→ **Aim**:
Rewrite the entries from the line containing "For every button, label, input, icon, or" through the line containing "y-tick-label: 0.6 bbox=[92, 249, 112, 263]", replacing "x-tick-mark" with "x-axis-tick" and leaving everything else as it is.

──────── Task inputs

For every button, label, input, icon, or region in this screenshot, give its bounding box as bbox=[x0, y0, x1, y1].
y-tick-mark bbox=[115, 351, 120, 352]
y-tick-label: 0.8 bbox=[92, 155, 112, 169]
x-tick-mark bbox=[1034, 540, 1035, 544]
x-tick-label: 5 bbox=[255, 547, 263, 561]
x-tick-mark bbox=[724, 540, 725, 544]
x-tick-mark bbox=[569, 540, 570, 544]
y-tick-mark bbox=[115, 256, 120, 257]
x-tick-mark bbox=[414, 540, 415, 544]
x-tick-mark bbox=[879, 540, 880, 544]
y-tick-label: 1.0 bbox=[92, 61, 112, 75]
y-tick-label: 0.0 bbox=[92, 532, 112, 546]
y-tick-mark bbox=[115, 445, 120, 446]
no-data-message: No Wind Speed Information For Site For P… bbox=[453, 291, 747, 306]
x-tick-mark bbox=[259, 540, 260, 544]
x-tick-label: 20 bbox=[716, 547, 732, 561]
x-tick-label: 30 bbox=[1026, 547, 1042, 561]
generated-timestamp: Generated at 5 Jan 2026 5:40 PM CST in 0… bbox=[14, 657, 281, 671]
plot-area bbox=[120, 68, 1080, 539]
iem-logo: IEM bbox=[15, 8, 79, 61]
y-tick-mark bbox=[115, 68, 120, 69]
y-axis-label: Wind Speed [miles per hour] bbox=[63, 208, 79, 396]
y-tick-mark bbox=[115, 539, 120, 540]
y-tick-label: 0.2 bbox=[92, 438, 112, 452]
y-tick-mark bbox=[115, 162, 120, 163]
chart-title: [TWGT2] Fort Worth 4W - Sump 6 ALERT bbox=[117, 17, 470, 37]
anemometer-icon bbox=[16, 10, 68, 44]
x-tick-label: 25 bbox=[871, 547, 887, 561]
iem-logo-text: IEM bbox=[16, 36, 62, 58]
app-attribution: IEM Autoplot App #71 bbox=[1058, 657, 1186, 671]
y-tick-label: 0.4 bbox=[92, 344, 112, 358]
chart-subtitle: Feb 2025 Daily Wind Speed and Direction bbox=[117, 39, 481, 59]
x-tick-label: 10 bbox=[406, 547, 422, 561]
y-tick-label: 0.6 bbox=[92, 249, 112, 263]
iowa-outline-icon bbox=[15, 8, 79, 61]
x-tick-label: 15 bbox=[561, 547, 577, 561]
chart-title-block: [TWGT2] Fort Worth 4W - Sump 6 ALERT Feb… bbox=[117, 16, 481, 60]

────────────────
──────── Task inputs

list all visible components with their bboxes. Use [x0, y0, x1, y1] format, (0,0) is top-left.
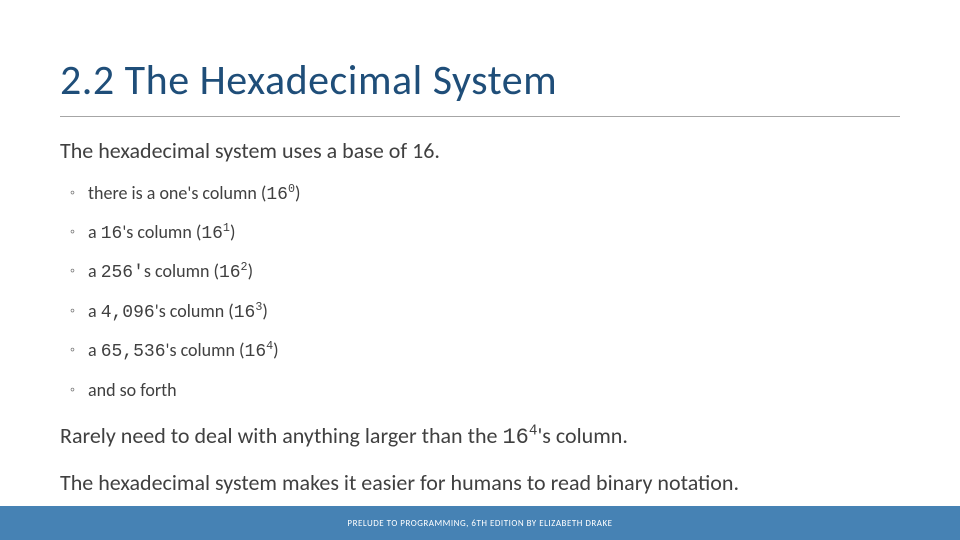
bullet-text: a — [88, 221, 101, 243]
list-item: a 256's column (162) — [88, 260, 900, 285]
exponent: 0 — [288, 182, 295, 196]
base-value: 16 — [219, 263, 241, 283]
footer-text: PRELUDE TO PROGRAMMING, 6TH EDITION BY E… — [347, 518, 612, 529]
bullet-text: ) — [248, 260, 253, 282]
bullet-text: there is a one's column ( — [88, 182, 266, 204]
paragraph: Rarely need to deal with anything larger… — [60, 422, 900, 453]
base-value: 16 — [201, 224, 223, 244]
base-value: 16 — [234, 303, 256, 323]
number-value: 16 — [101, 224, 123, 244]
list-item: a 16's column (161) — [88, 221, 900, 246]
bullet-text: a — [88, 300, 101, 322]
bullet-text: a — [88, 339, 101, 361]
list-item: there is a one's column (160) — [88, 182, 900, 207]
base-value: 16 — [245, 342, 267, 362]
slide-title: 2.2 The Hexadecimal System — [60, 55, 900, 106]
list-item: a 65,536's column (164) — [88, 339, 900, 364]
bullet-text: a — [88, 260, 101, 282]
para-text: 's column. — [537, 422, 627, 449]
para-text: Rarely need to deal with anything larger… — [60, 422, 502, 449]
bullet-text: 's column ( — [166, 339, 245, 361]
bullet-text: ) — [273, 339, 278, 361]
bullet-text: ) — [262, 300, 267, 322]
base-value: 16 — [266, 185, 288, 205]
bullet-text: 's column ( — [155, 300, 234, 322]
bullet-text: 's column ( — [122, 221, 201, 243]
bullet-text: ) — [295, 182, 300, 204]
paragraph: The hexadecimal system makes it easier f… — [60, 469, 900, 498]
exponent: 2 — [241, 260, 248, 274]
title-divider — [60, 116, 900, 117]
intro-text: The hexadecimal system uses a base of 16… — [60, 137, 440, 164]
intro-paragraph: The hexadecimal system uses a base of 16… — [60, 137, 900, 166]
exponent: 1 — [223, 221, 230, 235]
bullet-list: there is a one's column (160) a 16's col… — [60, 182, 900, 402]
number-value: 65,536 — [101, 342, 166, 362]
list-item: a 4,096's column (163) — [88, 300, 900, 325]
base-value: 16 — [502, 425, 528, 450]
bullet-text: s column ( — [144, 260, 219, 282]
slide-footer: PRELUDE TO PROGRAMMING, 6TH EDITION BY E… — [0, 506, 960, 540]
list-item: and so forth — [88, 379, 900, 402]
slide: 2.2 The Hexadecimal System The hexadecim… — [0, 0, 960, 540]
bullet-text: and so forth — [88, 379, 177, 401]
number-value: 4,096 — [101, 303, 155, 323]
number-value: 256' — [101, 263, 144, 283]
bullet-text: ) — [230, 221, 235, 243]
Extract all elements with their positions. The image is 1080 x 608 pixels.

────────────────

→ **Result of the exercise**:
For every button, label, input, icon, or region in this screenshot, give its bounding box as bbox=[x0, y0, x1, y1].
y-tick-mark bbox=[115, 351, 120, 352]
y-tick-label: 0.8 bbox=[92, 155, 112, 169]
x-axis-tick bbox=[1034, 540, 1035, 544]
x-tick-label: 5 bbox=[255, 547, 263, 561]
x-axis-tick bbox=[724, 540, 725, 544]
x-axis-tick bbox=[569, 540, 570, 544]
y-tick-mark bbox=[115, 256, 120, 257]
x-axis-tick bbox=[414, 540, 415, 544]
x-axis-tick bbox=[879, 540, 880, 544]
y-tick-label: 1.0 bbox=[92, 61, 112, 75]
y-tick-label: 0.0 bbox=[92, 532, 112, 546]
y-tick-mark bbox=[115, 445, 120, 446]
no-data-message: No Wind Speed Information For Site For P… bbox=[453, 291, 747, 306]
x-axis-tick bbox=[259, 540, 260, 544]
x-tick-label: 20 bbox=[716, 547, 732, 561]
x-tick-label: 30 bbox=[1026, 547, 1042, 561]
generated-timestamp: Generated at 5 Jan 2026 5:40 PM CST in 0… bbox=[14, 657, 281, 671]
plot-area bbox=[120, 68, 1080, 539]
iem-logo: IEM bbox=[15, 8, 79, 61]
y-tick-mark bbox=[115, 68, 120, 69]
y-axis-label: Wind Speed [miles per hour] bbox=[63, 208, 79, 396]
y-tick-mark bbox=[115, 539, 120, 540]
y-tick-label: 0.2 bbox=[92, 438, 112, 452]
y-tick-mark bbox=[115, 162, 120, 163]
chart-title: [TWGT2] Fort Worth 4W - Sump 6 ALERT bbox=[117, 17, 470, 37]
anemometer-icon bbox=[16, 10, 68, 44]
x-tick-label: 25 bbox=[871, 547, 887, 561]
iem-logo-text: IEM bbox=[16, 36, 62, 58]
app-attribution: IEM Autoplot App #71 bbox=[1058, 657, 1186, 671]
y-tick-label: 0.4 bbox=[92, 344, 112, 358]
chart-subtitle: Feb 2025 Daily Wind Speed and Direction bbox=[117, 39, 481, 59]
x-tick-label: 10 bbox=[406, 547, 422, 561]
y-tick-label: 0.6 bbox=[92, 249, 112, 263]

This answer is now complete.